◆ TO DO:
Take the records underneath and set them down exactly.

===== DATA PROVIDED =====

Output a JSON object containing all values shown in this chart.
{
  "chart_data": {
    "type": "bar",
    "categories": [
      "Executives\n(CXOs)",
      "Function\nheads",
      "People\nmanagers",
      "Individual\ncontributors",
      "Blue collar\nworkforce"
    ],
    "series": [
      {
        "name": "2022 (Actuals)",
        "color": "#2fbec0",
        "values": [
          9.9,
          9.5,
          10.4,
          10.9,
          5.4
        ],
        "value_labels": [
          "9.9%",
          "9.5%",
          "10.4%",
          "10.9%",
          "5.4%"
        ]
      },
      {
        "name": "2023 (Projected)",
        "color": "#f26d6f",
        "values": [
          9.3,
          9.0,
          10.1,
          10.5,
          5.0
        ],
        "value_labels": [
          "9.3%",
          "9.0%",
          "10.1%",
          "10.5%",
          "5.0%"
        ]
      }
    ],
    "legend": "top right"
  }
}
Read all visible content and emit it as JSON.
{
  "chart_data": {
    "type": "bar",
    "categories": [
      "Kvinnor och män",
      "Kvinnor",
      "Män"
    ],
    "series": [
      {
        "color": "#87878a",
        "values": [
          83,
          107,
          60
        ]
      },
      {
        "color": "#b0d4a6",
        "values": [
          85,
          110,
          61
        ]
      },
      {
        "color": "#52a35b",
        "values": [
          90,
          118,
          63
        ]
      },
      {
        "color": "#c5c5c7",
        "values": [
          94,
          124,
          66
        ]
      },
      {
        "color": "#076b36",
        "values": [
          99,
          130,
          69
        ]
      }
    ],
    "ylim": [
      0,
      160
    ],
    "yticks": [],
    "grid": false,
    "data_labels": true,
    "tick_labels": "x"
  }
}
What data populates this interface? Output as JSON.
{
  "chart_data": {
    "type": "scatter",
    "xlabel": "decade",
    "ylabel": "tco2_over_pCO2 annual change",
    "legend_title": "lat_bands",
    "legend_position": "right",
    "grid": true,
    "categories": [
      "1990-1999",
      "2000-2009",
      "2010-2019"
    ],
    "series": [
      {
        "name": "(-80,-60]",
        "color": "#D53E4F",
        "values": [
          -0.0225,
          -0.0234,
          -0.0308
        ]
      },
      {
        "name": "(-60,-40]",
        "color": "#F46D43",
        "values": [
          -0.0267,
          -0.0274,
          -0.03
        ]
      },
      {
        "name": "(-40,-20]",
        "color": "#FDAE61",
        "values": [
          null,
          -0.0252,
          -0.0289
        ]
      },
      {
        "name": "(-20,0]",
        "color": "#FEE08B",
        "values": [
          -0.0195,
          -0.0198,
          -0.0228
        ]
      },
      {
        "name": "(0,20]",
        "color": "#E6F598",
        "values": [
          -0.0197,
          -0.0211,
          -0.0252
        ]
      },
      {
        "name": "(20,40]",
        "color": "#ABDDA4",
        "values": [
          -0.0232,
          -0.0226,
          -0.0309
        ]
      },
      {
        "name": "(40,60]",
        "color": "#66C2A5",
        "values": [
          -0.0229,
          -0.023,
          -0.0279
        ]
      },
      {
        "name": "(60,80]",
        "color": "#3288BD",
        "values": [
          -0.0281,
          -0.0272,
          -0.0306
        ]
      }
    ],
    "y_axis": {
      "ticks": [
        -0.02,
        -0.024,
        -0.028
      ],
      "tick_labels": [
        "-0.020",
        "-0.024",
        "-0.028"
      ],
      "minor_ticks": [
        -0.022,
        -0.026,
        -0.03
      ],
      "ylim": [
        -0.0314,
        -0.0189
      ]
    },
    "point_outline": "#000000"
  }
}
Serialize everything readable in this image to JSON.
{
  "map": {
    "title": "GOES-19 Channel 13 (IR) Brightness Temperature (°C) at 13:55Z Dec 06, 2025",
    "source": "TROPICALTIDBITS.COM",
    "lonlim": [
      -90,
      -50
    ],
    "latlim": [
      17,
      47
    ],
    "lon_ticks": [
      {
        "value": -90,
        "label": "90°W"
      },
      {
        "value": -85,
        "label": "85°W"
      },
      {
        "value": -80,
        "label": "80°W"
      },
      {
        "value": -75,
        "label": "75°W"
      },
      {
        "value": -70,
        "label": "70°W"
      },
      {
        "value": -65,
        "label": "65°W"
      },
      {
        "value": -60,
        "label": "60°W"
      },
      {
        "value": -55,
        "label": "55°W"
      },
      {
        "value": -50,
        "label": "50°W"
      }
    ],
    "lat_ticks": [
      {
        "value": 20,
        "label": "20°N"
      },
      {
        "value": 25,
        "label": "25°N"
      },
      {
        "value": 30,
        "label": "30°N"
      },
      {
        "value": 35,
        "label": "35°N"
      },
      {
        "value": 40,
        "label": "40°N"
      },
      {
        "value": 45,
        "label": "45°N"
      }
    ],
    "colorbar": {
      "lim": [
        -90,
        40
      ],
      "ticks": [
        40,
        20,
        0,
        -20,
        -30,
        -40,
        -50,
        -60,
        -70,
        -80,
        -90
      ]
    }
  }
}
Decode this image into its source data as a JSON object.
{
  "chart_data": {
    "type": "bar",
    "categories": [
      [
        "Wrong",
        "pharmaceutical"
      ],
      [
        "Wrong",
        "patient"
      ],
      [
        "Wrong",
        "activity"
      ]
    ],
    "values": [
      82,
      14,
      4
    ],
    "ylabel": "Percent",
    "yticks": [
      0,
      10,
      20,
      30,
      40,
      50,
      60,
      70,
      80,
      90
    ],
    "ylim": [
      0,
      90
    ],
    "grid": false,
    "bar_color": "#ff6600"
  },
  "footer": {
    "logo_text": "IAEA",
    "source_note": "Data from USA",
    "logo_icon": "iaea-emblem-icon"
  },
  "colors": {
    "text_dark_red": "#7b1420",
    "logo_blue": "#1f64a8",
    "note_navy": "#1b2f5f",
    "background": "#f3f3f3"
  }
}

=====

◆ WRITTEN RESPONSE:
Output a JSON object containing all values shown in this chart.
{
  "chart_data": {
    "type": "bar",
    "categories": [
      "Executives\n(CXOs)",
      "Function\nheads",
      "People\nmanagers",
      "Individual\ncontributors",
      "Blue collar\nworkforce"
    ],
    "series": [
      {
        "name": "2022 (Actuals)",
        "color": "#2fbec0",
        "values": [
          9.9,
          9.5,
          10.4,
          10.9,
          5.4
        ],
        "value_labels": [
          "9.9%",
          "9.5%",
          "10.4%",
          "10.9%",
          "5.4%"
        ]
      },
      {
        "name": "2023 (Projected)",
        "color": "#f26d6f",
        "values": [
          9.3,
          9.0,
          10.1,
          10.5,
          5.0
        ],
        "value_labels": [
          "9.3%",
          "9.0%",
          "10.1%",
          "10.5%",
          "5.0%"
        ]
      }
    ],
    "legend": "top right"
  }
}
Read all visible content and emit it as JSON.
{
  "chart_data": {
    "type": "bar",
    "categories": [
      "Kvinnor och män",
      "Kvinnor",
      "Män"
    ],
    "series": [
      {
        "color": "#87878a",
        "values": [
          83,
          107,
          60
        ]
      },
      {
        "color": "#b0d4a6",
        "values": [
          85,
          110,
          61
        ]
      },
      {
        "color": "#52a35b",
        "values": [
          90,
          118,
          63
        ]
      },
      {
        "color": "#c5c5c7",
        "values": [
          94,
          124,
          66
        ]
      },
      {
        "color": "#076b36",
        "values": [
          99,
          130,
          69
        ]
      }
    ],
    "ylim": [
      0,
      160
    ],
    "yticks": [],
    "grid": false,
    "data_labels": true,
    "tick_labels": "x"
  }
}
What data populates this interface? Output as JSON.
{
  "chart_data": {
    "type": "scatter",
    "xlabel": "decade",
    "ylabel": "tco2_over_pCO2 annual change",
    "legend_title": "lat_bands",
    "legend_position": "right",
    "grid": true,
    "categories": [
      "1990-1999",
      "2000-2009",
      "2010-2019"
    ],
    "series": [
      {
        "name": "(-80,-60]",
        "color": "#D53E4F",
        "values": [
          -0.0225,
          -0.0234,
          -0.0308
        ]
      },
      {
        "name": "(-60,-40]",
        "color": "#F46D43",
        "values": [
          -0.0267,
          -0.0274,
          -0.03
        ]
      },
      {
        "name": "(-40,-20]",
        "color": "#FDAE61",
        "values": [
          null,
          -0.0252,
          -0.0289
        ]
      },
      {
        "name": "(-20,0]",
        "color": "#FEE08B",
        "values": [
          -0.0195,
          -0.0198,
          -0.0228
        ]
      },
      {
        "name": "(0,20]",
        "color": "#E6F598",
        "values": [
          -0.0197,
          -0.0211,
          -0.0252
        ]
      },
      {
        "name": "(20,40]",
        "color": "#ABDDA4",
        "values": [
          -0.0232,
          -0.0226,
          -0.0309
        ]
      },
      {
        "name": "(40,60]",
        "color": "#66C2A5",
        "values": [
          -0.0229,
          -0.023,
          -0.0279
        ]
      },
      {
        "name": "(60,80]",
        "color": "#3288BD",
        "values": [
          -0.0281,
          -0.0272,
          -0.0306
        ]
      }
    ],
    "y_axis": {
      "ticks": [
        -0.02,
        -0.024,
        -0.028
      ],
      "tick_labels": [
        "-0.020",
        "-0.024",
        "-0.028"
      ],
      "minor_ticks": [
        -0.022,
        -0.026,
        -0.03
      ],
      "ylim": [
        -0.0314,
        -0.0189
      ]
    },
    "point_outline": "#000000"
  }
}
Serialize everything readable in this image to JSON.
{
  "map": {
    "title": "GOES-19 Channel 13 (IR) Brightness Temperature (°C) at 13:55Z Dec 06, 2025",
    "source": "TROPICALTIDBITS.COM",
    "lonlim": [
      -90,
      -50
    ],
    "latlim": [
      17,
      47
    ],
    "lon_ticks": [
      {
        "value": -90,
        "label": "90°W"
      },
      {
        "value": -85,
        "label": "85°W"
      },
      {
        "value": -80,
        "label": "80°W"
      },
      {
        "value": -75,
        "label": "75°W"
      },
      {
        "value": -70,
        "label": "70°W"
      },
      {
        "value": -65,
        "label": "65°W"
      },
      {
        "value": -60,
        "label": "60°W"
      },
      {
        "value": -55,
        "label": "55°W"
      },
      {
        "value": -50,
        "label": "50°W"
      }
    ],
    "lat_ticks": [
      {
        "value": 20,
        "label": "20°N"
      },
      {
        "value": 25,
        "label": "25°N"
      },
      {
        "value": 30,
        "label": "30°N"
      },
      {
        "value": 35,
        "label": "35°N"
      },
      {
        "value": 40,
        "label": "40°N"
      },
      {
        "value": 45,
        "label": "45°N"
      }
    ],
    "colorbar": {
      "lim": [
        -90,
        40
      ],
      "ticks": [
        40,
        20,
        0,
        -20,
        -30,
        -40,
        -50,
        -60,
        -70,
        -80,
        -90
      ]
    }
  }
}
Decode this image into its source data as a JSON object.
{
  "chart_data": {
    "type": "bar",
    "categories": [
      [
        "Wrong",
        "pharmaceutical"
      ],
      [
        "Wrong",
        "patient"
      ],
      [
        "Wrong",
        "activity"
      ]
    ],
    "values": [
      82,
      14,
      4
    ],
    "ylabel": "Percent",
    "yticks": [
      0,
      10,
      20,
      30,
      40,
      50,
      60,
      70,
      80,
      90
    ],
    "ylim": [
      0,
      90
    ],
    "grid": false,
    "bar_color": "#ff6600"
  },
  "footer": {
    "logo_text": "IAEA",
    "source_note": "Data from USA",
    "logo_icon": "iaea-emblem-icon"
  },
  "colors": {
    "text_dark_red": "#7b1420",
    "logo_blue": "#1f64a8",
    "note_navy": "#1b2f5f",
    "background": "#f3f3f3"
  }
}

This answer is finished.